Stated task
Output every line below without omitting or altering anything.

---- Data provided

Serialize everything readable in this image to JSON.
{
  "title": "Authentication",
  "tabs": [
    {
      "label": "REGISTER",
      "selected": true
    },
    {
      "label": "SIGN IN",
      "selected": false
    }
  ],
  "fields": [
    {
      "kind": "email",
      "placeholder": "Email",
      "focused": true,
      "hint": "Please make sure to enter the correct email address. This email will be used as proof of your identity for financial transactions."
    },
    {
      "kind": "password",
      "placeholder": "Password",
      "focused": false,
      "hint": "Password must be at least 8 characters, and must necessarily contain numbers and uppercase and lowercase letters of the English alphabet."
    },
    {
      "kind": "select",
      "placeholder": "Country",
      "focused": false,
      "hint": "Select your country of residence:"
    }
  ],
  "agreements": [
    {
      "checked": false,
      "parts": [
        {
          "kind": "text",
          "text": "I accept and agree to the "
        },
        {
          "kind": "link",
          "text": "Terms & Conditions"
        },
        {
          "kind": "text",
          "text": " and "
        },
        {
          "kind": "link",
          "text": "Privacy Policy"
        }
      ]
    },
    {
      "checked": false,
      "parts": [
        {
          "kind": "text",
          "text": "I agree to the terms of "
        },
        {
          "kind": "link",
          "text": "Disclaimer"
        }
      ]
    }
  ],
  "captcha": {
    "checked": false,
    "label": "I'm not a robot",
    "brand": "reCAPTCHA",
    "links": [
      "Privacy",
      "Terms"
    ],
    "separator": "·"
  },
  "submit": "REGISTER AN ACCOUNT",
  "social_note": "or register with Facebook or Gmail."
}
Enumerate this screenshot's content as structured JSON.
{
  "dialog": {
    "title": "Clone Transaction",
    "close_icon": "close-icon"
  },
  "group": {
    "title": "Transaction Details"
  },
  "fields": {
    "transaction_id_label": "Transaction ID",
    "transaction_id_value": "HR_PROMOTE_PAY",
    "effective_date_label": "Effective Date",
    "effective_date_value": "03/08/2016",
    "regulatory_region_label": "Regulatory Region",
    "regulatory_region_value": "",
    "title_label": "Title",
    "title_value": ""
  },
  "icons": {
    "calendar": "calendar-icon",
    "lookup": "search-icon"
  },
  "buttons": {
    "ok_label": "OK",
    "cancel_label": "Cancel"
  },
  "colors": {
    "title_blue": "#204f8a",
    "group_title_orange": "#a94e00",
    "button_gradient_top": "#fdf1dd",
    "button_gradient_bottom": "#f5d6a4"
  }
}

--------

Task response
Serialize everything readable in this image to JSON.
{
  "title": "Authentication",
  "tabs": [
    {
      "label": "REGISTER",
      "selected": true
    },
    {
      "label": "SIGN IN",
      "selected": false
    }
  ],
  "fields": [
    {
      "kind": "email",
      "placeholder": "Email",
      "focused": true,
      "hint": "Please make sure to enter the correct email address. This email will be used as proof of your identity for financial transactions."
    },
    {
      "kind": "password",
      "placeholder": "Password",
      "focused": false,
      "hint": "Password must be at least 8 characters, and must necessarily contain numbers and uppercase and lowercase letters of the English alphabet."
    },
    {
      "kind": "select",
      "placeholder": "Country",
      "focused": false,
      "hint": "Select your country of residence:"
    }
  ],
  "agreements": [
    {
      "checked": false,
      "parts": [
        {
          "kind": "text",
          "text": "I accept and agree to the "
        },
        {
          "kind": "link",
          "text": "Terms & Conditions"
        },
        {
          "kind": "text",
          "text": " and "
        },
        {
          "kind": "link",
          "text": "Privacy Policy"
        }
      ]
    },
    {
      "checked": false,
      "parts": [
        {
          "kind": "text",
          "text": "I agree to the terms of "
        },
        {
          "kind": "link",
          "text": "Disclaimer"
        }
      ]
    }
  ],
  "captcha": {
    "checked": false,
    "label": "I'm not a robot",
    "brand": "reCAPTCHA",
    "links": [
      "Privacy",
      "Terms"
    ],
    "separator": "·"
  },
  "submit": "REGISTER AN ACCOUNT",
  "social_note": "or register with Facebook or Gmail."
}
Enumerate this screenshot's content as structured JSON.
{
  "dialog": {
    "title": "Clone Transaction",
    "close_icon": "close-icon"
  },
  "group": {
    "title": "Transaction Details"
  },
  "fields": {
    "transaction_id_label": "Transaction ID",
    "transaction_id_value": "HR_PROMOTE_PAY",
    "effective_date_label": "Effective Date",
    "effective_date_value": "03/08/2016",
    "regulatory_region_label": "Regulatory Region",
    "regulatory_region_value": "",
    "title_label": "Title",
    "title_value": ""
  },
  "icons": {
    "calendar": "calendar-icon",
    "lookup": "search-icon"
  },
  "buttons": {
    "ok_label": "OK",
    "cancel_label": "Cancel"
  },
  "colors": {
    "title_blue": "#204f8a",
    "group_title_orange": "#a94e00",
    "button_gradient_top": "#fdf1dd",
    "button_gradient_bottom": "#f5d6a4"
  }
}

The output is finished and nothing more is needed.